REQUIRED WORK
Transcribe the full listing below exactly.

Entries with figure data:
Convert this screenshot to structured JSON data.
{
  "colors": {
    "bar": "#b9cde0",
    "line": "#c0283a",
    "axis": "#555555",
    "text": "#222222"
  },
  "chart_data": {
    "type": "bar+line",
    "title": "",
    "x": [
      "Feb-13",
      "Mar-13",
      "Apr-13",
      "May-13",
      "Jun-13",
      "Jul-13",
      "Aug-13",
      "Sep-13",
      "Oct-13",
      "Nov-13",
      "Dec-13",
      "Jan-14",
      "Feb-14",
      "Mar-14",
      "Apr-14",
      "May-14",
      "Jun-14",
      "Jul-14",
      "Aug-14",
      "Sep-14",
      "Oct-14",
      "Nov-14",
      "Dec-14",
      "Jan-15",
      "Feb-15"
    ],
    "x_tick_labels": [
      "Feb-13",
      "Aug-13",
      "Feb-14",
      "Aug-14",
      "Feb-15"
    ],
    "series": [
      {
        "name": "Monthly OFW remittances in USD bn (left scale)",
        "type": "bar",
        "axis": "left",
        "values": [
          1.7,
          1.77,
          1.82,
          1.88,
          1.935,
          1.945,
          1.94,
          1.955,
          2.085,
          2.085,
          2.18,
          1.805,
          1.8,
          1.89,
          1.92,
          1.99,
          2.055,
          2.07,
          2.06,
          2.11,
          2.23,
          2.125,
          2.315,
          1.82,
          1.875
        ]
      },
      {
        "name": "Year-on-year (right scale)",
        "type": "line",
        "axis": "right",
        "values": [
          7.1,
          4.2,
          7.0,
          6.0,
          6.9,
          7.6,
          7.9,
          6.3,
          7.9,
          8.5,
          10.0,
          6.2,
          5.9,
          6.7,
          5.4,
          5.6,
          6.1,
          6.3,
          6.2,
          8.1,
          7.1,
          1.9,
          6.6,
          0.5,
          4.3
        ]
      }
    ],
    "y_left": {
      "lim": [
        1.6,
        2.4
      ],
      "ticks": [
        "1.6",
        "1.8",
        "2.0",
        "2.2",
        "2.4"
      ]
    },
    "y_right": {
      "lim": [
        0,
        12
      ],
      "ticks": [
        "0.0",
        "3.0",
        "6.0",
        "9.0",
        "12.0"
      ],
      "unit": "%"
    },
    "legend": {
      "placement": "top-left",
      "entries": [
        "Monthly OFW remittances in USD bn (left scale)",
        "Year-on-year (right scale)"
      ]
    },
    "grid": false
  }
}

RESULT OF THE TASK
Convert this screenshot to structured JSON data.
{
  "colors": {
    "bar": "#b9cde0",
    "line": "#c0283a",
    "axis": "#555555",
    "text": "#222222"
  },
  "chart_data": {
    "type": "bar+line",
    "title": "",
    "x": [
      "Feb-13",
      "Mar-13",
      "Apr-13",
      "May-13",
      "Jun-13",
      "Jul-13",
      "Aug-13",
      "Sep-13",
      "Oct-13",
      "Nov-13",
      "Dec-13",
      "Jan-14",
      "Feb-14",
      "Mar-14",
      "Apr-14",
      "May-14",
      "Jun-14",
      "Jul-14",
      "Aug-14",
      "Sep-14",
      "Oct-14",
      "Nov-14",
      "Dec-14",
      "Jan-15",
      "Feb-15"
    ],
    "x_tick_labels": [
      "Feb-13",
      "Aug-13",
      "Feb-14",
      "Aug-14",
      "Feb-15"
    ],
    "series": [
      {
        "name": "Monthly OFW remittances in USD bn (left scale)",
        "type": "bar",
        "axis": "left",
        "values": [
          1.7,
          1.77,
          1.82,
          1.88,
          1.935,
          1.945,
          1.94,
          1.955,
          2.085,
          2.085,
          2.18,
          1.805,
          1.8,
          1.89,
          1.92,
          1.99,
          2.055,
          2.07,
          2.06,
          2.11,
          2.23,
          2.125,
          2.315,
          1.82,
          1.875
        ]
      },
      {
        "name": "Year-on-year (right scale)",
        "type": "line",
        "axis": "right",
        "values": [
          7.1,
          4.2,
          7.0,
          6.0,
          6.9,
          7.6,
          7.9,
          6.3,
          7.9,
          8.5,
          10.0,
          6.2,
          5.9,
          6.7,
          5.4,
          5.6,
          6.1,
          6.3,
          6.2,
          8.1,
          7.1,
          1.9,
          6.6,
          0.5,
          4.3
        ]
      }
    ],
    "y_left": {
      "lim": [
        1.6,
        2.4
      ],
      "ticks": [
        "1.6",
        "1.8",
        "2.0",
        "2.2",
        "2.4"
      ]
    },
    "y_right": {
      "lim": [
        0,
        12
      ],
      "ticks": [
        "0.0",
        "3.0",
        "6.0",
        "9.0",
        "12.0"
      ],
      "unit": "%"
    },
    "legend": {
      "placement": "top-left",
      "entries": [
        "Monthly OFW remittances in USD bn (left scale)",
        "Year-on-year (right scale)"
      ]
    },
    "grid": false
  }
}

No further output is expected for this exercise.